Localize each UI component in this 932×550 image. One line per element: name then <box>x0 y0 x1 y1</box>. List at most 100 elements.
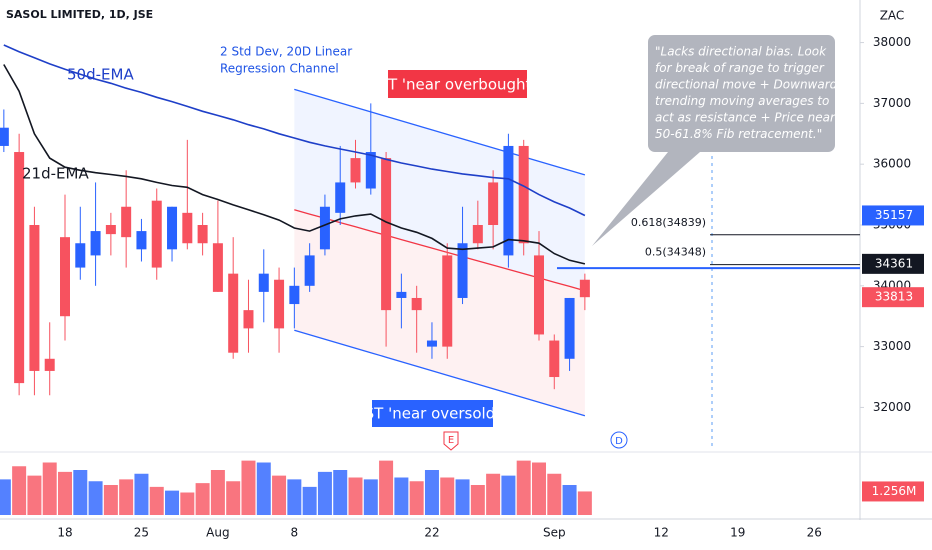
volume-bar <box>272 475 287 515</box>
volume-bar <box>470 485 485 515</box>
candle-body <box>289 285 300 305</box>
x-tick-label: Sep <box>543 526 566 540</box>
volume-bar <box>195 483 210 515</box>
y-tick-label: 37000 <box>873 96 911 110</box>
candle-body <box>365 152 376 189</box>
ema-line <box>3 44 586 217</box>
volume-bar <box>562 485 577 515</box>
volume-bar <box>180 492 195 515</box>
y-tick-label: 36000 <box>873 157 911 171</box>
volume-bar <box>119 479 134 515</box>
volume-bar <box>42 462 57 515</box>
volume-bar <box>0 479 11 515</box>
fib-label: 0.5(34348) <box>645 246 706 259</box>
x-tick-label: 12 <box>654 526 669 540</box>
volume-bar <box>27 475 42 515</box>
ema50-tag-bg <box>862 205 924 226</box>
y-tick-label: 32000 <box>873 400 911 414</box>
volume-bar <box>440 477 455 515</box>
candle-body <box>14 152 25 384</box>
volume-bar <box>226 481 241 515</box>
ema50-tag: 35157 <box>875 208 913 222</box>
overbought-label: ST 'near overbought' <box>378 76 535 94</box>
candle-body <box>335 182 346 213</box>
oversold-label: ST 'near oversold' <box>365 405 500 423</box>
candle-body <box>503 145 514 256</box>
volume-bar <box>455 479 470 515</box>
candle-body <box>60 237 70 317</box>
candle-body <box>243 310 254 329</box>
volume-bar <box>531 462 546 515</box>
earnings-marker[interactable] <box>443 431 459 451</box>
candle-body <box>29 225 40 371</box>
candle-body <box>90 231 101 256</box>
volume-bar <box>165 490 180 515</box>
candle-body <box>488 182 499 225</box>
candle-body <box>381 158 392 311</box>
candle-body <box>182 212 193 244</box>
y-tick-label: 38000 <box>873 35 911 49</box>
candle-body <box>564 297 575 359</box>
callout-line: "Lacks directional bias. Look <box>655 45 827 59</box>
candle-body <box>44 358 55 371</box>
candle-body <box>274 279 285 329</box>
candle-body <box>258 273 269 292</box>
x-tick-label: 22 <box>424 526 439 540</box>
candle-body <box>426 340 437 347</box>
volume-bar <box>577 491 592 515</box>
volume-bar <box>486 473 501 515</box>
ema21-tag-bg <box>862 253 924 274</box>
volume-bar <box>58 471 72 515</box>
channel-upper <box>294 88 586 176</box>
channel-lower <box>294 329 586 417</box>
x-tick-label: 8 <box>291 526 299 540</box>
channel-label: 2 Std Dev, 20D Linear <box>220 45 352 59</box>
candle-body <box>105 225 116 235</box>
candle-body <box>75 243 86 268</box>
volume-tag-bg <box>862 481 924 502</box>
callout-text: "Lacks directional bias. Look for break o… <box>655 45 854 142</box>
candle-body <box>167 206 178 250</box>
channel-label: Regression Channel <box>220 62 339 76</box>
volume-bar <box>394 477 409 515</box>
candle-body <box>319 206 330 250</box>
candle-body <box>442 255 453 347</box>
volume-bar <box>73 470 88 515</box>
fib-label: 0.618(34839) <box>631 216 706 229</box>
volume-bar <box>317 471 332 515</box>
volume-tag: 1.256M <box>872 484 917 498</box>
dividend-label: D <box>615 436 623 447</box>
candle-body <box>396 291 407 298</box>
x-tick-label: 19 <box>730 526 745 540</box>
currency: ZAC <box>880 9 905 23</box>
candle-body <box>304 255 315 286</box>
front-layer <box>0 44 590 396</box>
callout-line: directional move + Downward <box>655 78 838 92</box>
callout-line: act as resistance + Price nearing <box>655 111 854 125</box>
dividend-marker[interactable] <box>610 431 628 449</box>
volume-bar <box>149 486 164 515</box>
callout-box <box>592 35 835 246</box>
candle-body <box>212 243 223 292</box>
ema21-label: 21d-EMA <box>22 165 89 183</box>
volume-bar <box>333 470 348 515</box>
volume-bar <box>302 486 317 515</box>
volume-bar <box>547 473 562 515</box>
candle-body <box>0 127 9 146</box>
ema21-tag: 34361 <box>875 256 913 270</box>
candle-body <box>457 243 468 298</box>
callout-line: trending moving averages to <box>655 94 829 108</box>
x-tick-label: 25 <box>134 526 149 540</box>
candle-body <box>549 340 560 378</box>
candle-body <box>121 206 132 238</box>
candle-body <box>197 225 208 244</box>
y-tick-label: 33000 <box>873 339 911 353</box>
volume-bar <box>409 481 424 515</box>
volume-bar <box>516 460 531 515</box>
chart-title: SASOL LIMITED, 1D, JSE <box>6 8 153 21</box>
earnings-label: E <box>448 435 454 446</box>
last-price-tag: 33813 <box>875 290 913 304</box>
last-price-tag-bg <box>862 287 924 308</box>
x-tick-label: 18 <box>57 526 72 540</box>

◇ ◇ ◇ ◇ ◇

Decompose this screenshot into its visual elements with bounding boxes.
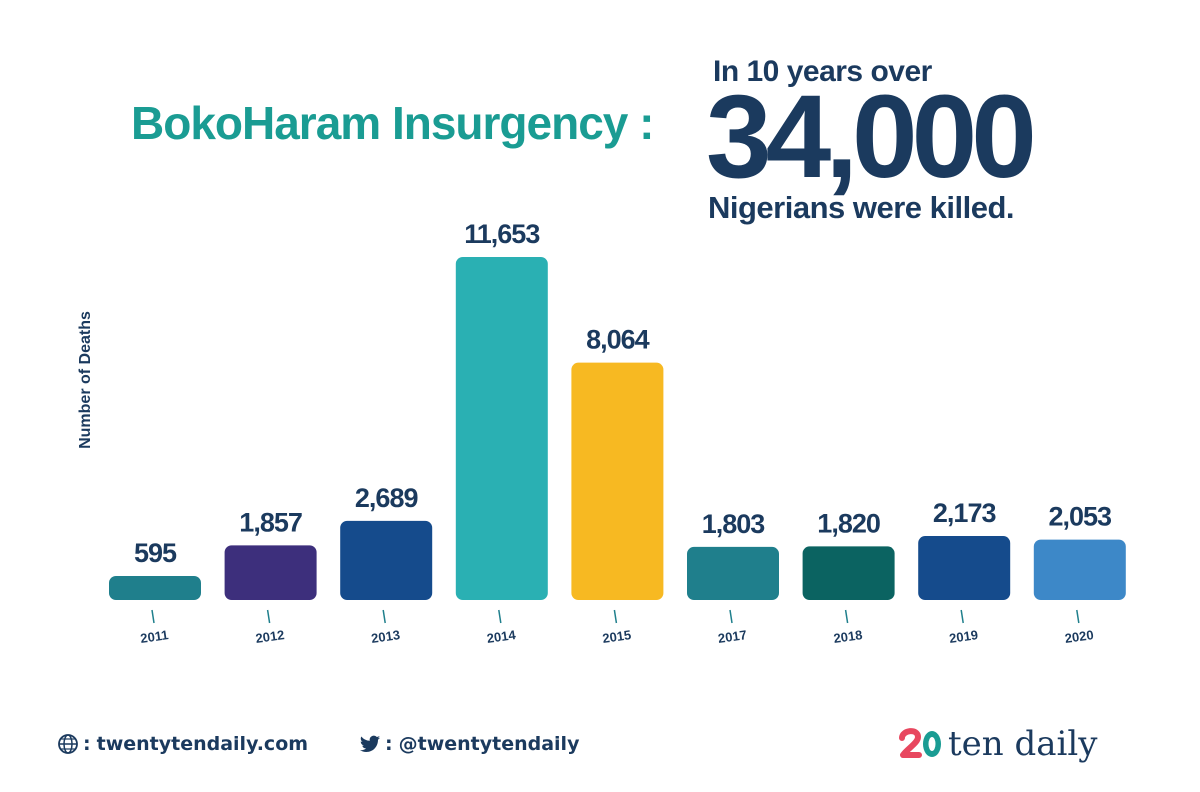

◇ ◇ ◇ ◇ ◇

## What to produce
Arrange as a numbered list the lines starting at the one containing "Localize each UI" and ending at the one containing "candle-body <box>503 145 514 256</box>", with both of those lines included. Omit blank lines and leave the pictures out.

## Answer to this problem
1. Localize each UI component in this 932×550 image. One line per element: name then <box>x0 y0 x1 y1</box>. List at most 100 elements.
2. volume-bar <box>272 475 287 515</box>
3. volume-bar <box>470 485 485 515</box>
4. candle-body <box>289 285 300 305</box>
5. x-tick-label: Sep <box>543 526 566 540</box>
6. volume-bar <box>195 483 210 515</box>
7. y-tick-label: 37000 <box>873 96 911 110</box>
8. candle-body <box>365 152 376 189</box>
9. ema-line <box>3 44 586 217</box>
10. volume-bar <box>562 485 577 515</box>
11. volume-bar <box>180 492 195 515</box>
12. y-tick-label: 36000 <box>873 157 911 171</box>
13. volume-bar <box>119 479 134 515</box>
14. volume-bar <box>42 462 57 515</box>
15. volume-bar <box>0 479 11 515</box>
16. fib-label: 0.5(34348) <box>645 246 706 259</box>
17. x-tick-label: 12 <box>654 526 669 540</box>
18. volume-bar <box>27 475 42 515</box>
19. ema50-tag-bg <box>862 205 924 226</box>
20. y-tick-label: 32000 <box>873 400 911 414</box>
21. volume-bar <box>440 477 455 515</box>
22. candle-body <box>14 152 25 384</box>
23. volume-bar <box>226 481 241 515</box>
24. ema50-tag: 35157 <box>875 208 913 222</box>
25. overbought-label: ST 'near overbought' <box>378 76 535 94</box>
26. candle-body <box>335 182 346 213</box>
27. oversold-label: ST 'near oversold' <box>365 405 500 423</box>
28. candle-body <box>503 145 514 256</box>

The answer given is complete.